PROVIDED RECORDS

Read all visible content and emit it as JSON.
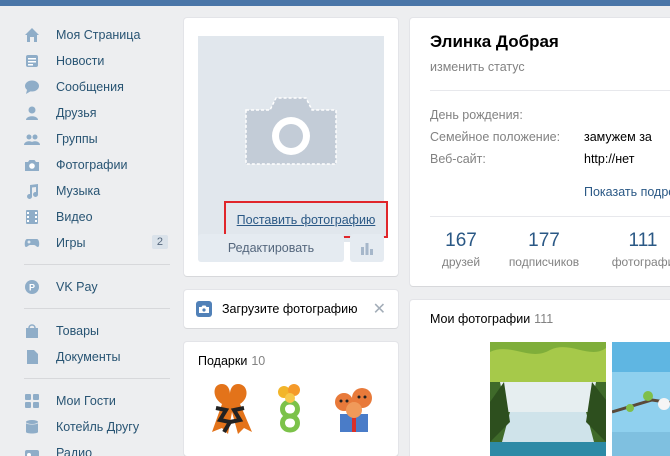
{
  "sidebar": {
    "items": [
      {
        "label": "Моя Страница",
        "icon": "home-icon"
      },
      {
        "label": "Новости",
        "icon": "news-icon"
      },
      {
        "label": "Сообщения",
        "icon": "messages-icon"
      },
      {
        "label": "Друзья",
        "icon": "friends-icon"
      },
      {
        "label": "Группы",
        "icon": "groups-icon"
      },
      {
        "label": "Фотографии",
        "icon": "camera-icon"
      },
      {
        "label": "Музыка",
        "icon": "music-icon"
      },
      {
        "label": "Видео",
        "icon": "video-icon"
      },
      {
        "label": "Игры",
        "icon": "gamepad-icon",
        "badge": "2"
      }
    ],
    "pay": {
      "label": "VK Pay",
      "icon": "vkpay-icon"
    },
    "extra": [
      {
        "label": "Товары",
        "icon": "bag-icon"
      },
      {
        "label": "Документы",
        "icon": "document-icon"
      }
    ],
    "apps": [
      {
        "label": "Мои Гости",
        "icon": "apps-icon"
      },
      {
        "label": "Котейль Другу",
        "icon": "database-icon"
      },
      {
        "label": "Радио",
        "icon": "radio-icon"
      }
    ]
  },
  "avatar": {
    "upload_label": "Поставить фотографию",
    "edit_label": "Редактировать"
  },
  "upload_prompt": {
    "text": "Загрузите фотографию",
    "close": "✕"
  },
  "gifts": {
    "title": "Подарки",
    "count": "10"
  },
  "profile": {
    "name": "Элинка Добрая",
    "status_label": "изменить статус",
    "info": [
      {
        "label": "День рождения:",
        "value": ""
      },
      {
        "label": "Семейное положение:",
        "value": "замужем за"
      },
      {
        "label": "Веб-сайт:",
        "value": "http://нет"
      }
    ],
    "details_link": "Показать подро",
    "counters": [
      {
        "num": "167",
        "label": "друзей"
      },
      {
        "num": "177",
        "label": "подписчиков"
      },
      {
        "num": "111",
        "label": "фотографи"
      }
    ]
  },
  "photos": {
    "title": "Мои фотографии",
    "count": "111"
  },
  "colors": {
    "accent": "#4a76a8",
    "link": "#2a5885",
    "highlight": "#e0262b"
  }
}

TASK DIRECTIONS
The records above should be reproduced exactly, with no pictures included.

ANSWER TO THIS PROBLEM
Read all visible content and emit it as JSON.
{
  "sidebar": {
    "items": [
      {
        "label": "Моя Страница",
        "icon": "home-icon"
      },
      {
        "label": "Новости",
        "icon": "news-icon"
      },
      {
        "label": "Сообщения",
        "icon": "messages-icon"
      },
      {
        "label": "Друзья",
        "icon": "friends-icon"
      },
      {
        "label": "Группы",
        "icon": "groups-icon"
      },
      {
        "label": "Фотографии",
        "icon": "camera-icon"
      },
      {
        "label": "Музыка",
        "icon": "music-icon"
      },
      {
        "label": "Видео",
        "icon": "video-icon"
      },
      {
        "label": "Игры",
        "icon": "gamepad-icon",
        "badge": "2"
      }
    ],
    "pay": {
      "label": "VK Pay",
      "icon": "vkpay-icon"
    },
    "extra": [
      {
        "label": "Товары",
        "icon": "bag-icon"
      },
      {
        "label": "Документы",
        "icon": "document-icon"
      }
    ],
    "apps": [
      {
        "label": "Мои Гости",
        "icon": "apps-icon"
      },
      {
        "label": "Котейль Другу",
        "icon": "database-icon"
      },
      {
        "label": "Радио",
        "icon": "radio-icon"
      }
    ]
  },
  "avatar": {
    "upload_label": "Поставить фотографию",
    "edit_label": "Редактировать"
  },
  "upload_prompt": {
    "text": "Загрузите фотографию",
    "close": "✕"
  },
  "gifts": {
    "title": "Подарки",
    "count": "10"
  },
  "profile": {
    "name": "Элинка Добрая",
    "status_label": "изменить статус",
    "info": [
      {
        "label": "День рождения:",
        "value": ""
      },
      {
        "label": "Семейное положение:",
        "value": "замужем за"
      },
      {
        "label": "Веб-сайт:",
        "value": "http://нет"
      }
    ],
    "details_link": "Показать подро",
    "counters": [
      {
        "num": "167",
        "label": "друзей"
      },
      {
        "num": "177",
        "label": "подписчиков"
      },
      {
        "num": "111",
        "label": "фотографи"
      }
    ]
  },
  "photos": {
    "title": "Мои фотографии",
    "count": "111"
  },
  "colors": {
    "accent": "#4a76a8",
    "link": "#2a5885",
    "highlight": "#e0262b"
  }
}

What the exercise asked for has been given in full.